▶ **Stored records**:
━━━━━━━━━━━━━━━━

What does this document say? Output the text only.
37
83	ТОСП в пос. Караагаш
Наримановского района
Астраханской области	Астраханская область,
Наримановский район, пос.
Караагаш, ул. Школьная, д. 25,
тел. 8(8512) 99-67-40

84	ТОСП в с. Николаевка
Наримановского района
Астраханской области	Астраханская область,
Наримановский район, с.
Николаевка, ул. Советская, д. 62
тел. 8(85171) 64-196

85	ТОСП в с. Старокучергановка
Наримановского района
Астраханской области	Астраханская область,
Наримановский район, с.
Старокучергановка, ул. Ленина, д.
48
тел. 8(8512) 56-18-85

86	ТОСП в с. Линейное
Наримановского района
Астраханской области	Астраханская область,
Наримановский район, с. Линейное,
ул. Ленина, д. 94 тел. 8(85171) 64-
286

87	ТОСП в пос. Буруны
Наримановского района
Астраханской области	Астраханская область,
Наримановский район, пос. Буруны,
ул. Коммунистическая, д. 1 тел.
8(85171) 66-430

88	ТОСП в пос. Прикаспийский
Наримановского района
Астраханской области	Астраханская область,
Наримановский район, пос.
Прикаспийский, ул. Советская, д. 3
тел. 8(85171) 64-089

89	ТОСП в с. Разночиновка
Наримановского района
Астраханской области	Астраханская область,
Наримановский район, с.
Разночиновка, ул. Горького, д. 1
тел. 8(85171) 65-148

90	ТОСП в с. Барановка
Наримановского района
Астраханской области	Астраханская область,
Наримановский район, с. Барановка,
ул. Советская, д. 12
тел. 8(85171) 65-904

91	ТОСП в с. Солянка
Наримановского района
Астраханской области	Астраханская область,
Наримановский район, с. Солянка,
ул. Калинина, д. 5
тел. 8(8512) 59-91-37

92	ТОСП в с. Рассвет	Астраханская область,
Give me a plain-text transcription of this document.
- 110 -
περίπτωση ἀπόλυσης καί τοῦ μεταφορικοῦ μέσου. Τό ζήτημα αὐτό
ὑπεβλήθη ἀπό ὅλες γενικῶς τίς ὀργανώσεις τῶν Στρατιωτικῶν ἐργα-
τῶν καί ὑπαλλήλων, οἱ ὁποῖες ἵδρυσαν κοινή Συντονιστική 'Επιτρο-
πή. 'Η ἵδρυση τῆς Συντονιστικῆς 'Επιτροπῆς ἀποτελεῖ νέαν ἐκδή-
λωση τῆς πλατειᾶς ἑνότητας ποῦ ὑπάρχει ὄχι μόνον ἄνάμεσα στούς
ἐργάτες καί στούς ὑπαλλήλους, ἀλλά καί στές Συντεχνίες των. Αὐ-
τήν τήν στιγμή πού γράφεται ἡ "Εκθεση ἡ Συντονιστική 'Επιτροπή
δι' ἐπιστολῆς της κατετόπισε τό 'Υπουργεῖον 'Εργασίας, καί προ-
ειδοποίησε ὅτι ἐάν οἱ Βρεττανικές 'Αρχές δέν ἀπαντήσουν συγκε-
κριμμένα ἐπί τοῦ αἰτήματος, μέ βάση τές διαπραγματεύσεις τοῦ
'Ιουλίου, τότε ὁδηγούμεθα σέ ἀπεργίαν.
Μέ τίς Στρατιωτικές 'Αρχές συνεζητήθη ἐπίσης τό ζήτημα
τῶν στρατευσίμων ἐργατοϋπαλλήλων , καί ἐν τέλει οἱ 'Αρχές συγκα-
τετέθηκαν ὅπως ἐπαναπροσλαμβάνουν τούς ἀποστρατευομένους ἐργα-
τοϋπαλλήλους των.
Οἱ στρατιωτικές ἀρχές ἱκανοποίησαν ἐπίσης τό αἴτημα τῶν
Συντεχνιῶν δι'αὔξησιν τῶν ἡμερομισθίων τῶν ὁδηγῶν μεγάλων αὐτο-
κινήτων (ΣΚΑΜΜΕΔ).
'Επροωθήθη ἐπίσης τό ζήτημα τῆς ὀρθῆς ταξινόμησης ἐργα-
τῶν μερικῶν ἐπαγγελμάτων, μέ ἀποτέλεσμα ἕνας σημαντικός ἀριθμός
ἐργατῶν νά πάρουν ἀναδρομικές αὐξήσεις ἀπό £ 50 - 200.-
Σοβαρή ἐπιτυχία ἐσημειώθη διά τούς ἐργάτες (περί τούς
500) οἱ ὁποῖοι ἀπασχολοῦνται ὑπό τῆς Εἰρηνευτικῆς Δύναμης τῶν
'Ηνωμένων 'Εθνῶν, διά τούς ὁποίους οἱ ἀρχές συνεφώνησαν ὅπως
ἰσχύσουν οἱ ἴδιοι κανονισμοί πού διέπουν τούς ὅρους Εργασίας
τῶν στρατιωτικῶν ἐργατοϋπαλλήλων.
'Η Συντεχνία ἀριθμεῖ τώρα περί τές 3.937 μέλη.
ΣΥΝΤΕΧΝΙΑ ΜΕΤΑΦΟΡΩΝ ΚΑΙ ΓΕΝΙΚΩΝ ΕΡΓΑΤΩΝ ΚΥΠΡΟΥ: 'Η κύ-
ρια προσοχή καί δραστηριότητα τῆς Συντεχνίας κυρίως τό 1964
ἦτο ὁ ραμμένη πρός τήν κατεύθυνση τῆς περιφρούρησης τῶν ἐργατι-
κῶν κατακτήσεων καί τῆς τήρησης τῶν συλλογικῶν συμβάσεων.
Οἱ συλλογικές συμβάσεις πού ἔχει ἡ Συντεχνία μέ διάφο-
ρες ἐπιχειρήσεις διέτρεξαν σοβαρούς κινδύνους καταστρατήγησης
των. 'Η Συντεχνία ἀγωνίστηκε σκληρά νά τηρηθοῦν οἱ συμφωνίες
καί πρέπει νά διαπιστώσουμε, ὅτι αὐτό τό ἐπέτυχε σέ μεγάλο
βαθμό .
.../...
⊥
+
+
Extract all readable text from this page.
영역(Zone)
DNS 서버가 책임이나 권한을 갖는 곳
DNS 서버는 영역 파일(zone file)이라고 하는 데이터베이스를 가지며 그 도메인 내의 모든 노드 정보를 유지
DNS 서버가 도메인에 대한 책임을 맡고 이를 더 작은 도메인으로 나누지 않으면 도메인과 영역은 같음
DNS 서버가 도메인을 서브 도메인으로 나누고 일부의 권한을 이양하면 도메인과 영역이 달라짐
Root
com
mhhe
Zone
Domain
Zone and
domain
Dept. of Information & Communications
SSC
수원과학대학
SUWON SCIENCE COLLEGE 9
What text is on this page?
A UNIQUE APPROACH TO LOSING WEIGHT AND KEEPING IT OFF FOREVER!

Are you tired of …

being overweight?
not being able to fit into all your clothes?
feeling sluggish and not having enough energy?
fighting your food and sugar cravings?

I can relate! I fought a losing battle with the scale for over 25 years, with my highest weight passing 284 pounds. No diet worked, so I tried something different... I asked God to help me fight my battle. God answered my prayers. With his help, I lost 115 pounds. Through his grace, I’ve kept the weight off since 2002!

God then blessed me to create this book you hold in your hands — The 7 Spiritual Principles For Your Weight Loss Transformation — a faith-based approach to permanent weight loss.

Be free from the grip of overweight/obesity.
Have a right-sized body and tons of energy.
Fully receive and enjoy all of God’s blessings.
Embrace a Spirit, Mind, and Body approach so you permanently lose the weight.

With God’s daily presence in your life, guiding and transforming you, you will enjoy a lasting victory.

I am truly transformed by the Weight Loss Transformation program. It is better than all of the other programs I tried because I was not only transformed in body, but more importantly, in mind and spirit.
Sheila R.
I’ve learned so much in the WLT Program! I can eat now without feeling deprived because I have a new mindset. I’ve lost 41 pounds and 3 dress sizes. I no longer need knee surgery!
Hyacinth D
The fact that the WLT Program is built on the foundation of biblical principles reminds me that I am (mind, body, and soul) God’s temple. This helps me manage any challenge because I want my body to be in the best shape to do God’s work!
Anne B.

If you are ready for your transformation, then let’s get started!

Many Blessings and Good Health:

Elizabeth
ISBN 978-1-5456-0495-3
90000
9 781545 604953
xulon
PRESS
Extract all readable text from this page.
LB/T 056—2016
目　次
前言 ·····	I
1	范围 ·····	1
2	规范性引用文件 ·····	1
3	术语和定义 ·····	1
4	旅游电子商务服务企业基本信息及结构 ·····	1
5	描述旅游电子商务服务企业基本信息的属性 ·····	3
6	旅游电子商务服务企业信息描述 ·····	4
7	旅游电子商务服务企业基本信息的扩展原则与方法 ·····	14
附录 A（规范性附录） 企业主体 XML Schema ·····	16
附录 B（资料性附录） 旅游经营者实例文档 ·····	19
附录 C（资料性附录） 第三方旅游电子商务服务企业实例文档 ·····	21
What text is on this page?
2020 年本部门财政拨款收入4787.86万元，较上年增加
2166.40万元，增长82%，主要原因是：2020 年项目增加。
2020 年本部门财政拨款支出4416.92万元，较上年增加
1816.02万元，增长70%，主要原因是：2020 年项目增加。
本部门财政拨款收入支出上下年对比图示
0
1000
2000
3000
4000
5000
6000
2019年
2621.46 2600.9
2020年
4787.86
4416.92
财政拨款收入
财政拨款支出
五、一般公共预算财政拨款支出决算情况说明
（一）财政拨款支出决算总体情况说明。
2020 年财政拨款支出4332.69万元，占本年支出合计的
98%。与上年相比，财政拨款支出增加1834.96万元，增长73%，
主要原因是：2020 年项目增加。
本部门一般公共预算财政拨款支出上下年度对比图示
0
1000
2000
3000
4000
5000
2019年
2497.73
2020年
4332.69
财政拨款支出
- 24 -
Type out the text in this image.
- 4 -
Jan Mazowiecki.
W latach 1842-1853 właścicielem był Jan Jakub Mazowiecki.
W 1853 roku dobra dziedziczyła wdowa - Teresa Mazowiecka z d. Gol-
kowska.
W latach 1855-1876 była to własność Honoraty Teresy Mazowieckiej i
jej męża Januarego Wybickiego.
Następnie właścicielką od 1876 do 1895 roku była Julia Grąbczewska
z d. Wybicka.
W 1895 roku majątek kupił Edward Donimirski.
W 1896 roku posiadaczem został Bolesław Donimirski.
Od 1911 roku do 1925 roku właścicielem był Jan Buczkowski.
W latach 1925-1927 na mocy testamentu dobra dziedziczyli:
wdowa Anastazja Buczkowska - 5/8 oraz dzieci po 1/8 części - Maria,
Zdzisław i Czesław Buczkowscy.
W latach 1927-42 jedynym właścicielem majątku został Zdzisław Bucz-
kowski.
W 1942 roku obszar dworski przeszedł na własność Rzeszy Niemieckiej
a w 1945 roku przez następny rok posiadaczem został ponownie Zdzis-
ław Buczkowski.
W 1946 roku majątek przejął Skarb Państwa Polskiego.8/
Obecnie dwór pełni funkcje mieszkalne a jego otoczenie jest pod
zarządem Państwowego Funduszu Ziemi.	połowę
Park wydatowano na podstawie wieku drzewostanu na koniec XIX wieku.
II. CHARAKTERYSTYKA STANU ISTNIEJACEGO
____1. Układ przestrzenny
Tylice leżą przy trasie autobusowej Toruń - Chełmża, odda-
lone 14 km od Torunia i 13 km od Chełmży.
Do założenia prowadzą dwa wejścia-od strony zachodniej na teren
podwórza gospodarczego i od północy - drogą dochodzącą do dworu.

━━━━━━━━━━━━━━━━

Pull out each line of the records holding the string "Барановка".

▶ **Exercise output**:
90	ТОСП в с. Барановка
Наримановский район, с. Барановка,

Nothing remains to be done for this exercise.